§ **Task description**
Read the lines below. Copy out any that hold the string "本次招标为其中的".

— start of Material for the task —

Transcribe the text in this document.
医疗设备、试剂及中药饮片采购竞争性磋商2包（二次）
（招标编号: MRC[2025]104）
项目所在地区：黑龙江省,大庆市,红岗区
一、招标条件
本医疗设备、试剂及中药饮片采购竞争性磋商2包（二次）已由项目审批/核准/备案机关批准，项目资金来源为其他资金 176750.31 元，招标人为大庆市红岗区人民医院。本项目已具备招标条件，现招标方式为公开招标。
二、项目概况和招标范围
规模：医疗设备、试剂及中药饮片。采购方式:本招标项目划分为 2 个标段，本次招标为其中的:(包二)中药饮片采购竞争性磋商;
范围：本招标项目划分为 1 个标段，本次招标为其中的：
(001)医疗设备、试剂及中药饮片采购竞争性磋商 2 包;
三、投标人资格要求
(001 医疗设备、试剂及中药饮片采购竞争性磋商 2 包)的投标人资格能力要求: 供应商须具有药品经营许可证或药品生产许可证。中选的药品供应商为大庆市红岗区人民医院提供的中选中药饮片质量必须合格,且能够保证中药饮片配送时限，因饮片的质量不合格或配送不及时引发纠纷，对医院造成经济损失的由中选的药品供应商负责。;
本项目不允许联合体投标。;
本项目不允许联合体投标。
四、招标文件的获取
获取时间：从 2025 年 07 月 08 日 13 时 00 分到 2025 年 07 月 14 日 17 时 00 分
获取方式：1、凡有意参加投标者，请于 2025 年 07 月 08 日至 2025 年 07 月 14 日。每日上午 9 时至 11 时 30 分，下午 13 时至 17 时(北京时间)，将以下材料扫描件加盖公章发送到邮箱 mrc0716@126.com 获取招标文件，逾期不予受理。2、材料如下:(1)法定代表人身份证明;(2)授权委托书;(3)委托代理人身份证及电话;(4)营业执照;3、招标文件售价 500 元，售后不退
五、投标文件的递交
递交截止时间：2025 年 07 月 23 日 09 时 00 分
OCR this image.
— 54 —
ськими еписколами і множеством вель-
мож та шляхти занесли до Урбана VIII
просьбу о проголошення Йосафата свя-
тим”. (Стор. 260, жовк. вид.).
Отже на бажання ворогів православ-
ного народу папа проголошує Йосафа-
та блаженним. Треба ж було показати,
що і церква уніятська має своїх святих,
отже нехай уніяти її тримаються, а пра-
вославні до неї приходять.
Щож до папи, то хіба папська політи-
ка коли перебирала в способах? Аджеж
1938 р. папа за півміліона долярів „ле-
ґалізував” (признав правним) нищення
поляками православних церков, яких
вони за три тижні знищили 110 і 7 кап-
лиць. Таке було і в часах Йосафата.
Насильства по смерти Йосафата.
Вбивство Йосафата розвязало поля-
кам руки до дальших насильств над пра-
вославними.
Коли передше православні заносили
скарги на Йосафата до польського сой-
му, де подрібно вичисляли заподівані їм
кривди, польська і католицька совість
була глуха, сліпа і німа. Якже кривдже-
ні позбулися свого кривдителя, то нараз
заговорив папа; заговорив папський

— end of Material for the task —

§ **Exercise answer**
规模：医疗设备、试剂及中药饮片。采购方式:本招标项目划分为 2 个标段，本次招标为其中的:(包二)中药饮片采购竞争性磋商;
范围：本招标项目划分为 1 个标段，本次招标为其中的：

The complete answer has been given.